((
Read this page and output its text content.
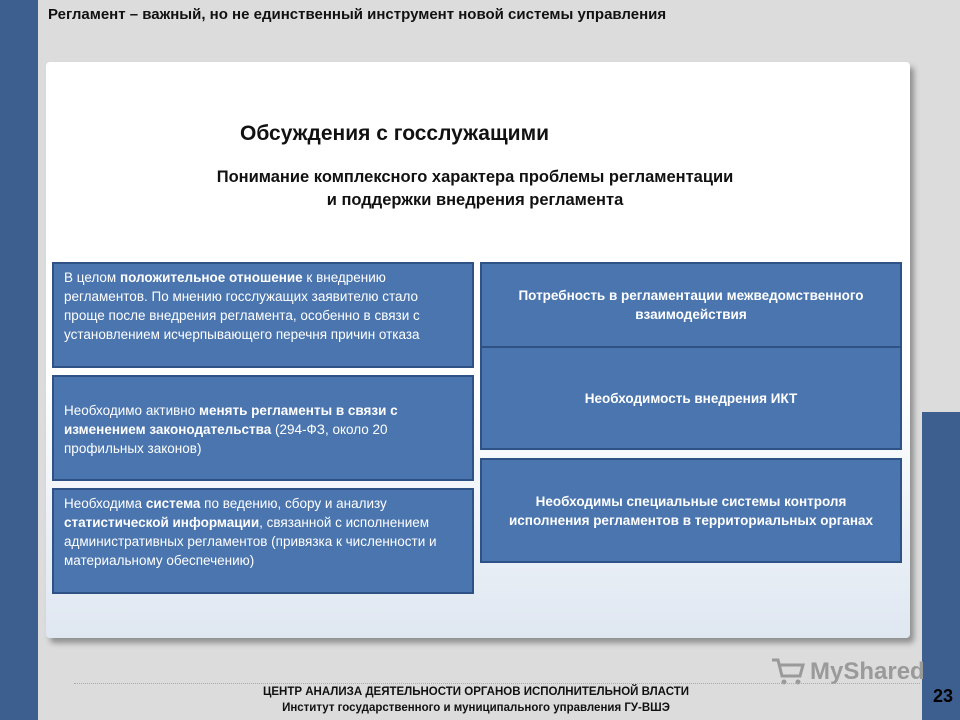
23
Регламент – важный, но не единственный инструмент новой системы управления
Обсуждения с госслужащими
Понимание комплексного характера проблемы регламентации
и поддержки внедрения регламента
В целом положительное отношение к внедрению регламентов. По мнению госслужащих заявителю стало проще после внедрения регламента, особенно в связи с установлением исчерпывающего перечня причин отказа
Необходимо активно менять регламенты в связи с изменением законодательства (294-ФЗ, около 20 профильных законов)
Необходима система по ведению, сбору и анализу статистической информации, связанной с исполнением административных регламентов (привязка к численности и материальному обеспечению)
Потребность в регламентации межведомственного взаимодействия
Необходимость внедрения ИКТ
Необходимы специальные системы контроля исполнения регламентов в территориальных органах
MyShared
ЦЕНТР АНАЛИЗА ДЕЯТЕЛЬНОСТИ ОРГАНОВ ИСПОЛНИТЕЛЬНОЙ ВЛАСТИ
Институт государственного и муниципального управления ГУ-ВШЭ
))
[Exercise brief] Write out the records above once more, word for word, with no pictures.

[Exercise response]
Read this page and output its text content.
23
Регламент – важный, но не единственный инструмент новой системы управления
Обсуждения с госслужащими
Понимание комплексного характера проблемы регламентации
и поддержки внедрения регламента
В целом положительное отношение к внедрению регламентов. По мнению госслужащих заявителю стало проще после внедрения регламента, особенно в связи с установлением исчерпывающего перечня причин отказа
Необходимо активно менять регламенты в связи с изменением законодательства (294-ФЗ, около 20 профильных законов)
Необходима система по ведению, сбору и анализу статистической информации, связанной с исполнением административных регламентов (привязка к численности и материальному обеспечению)
Потребность в регламентации межведомственного взаимодействия
Необходимость внедрения ИКТ
Необходимы специальные системы контроля исполнения регламентов в территориальных органах
MyShared
ЦЕНТР АНАЛИЗА ДЕЯТЕЛЬНОСТИ ОРГАНОВ ИСПОЛНИТЕЛЬНОЙ ВЛАСТИ
Институт государственного и муниципального управления ГУ-ВШЭ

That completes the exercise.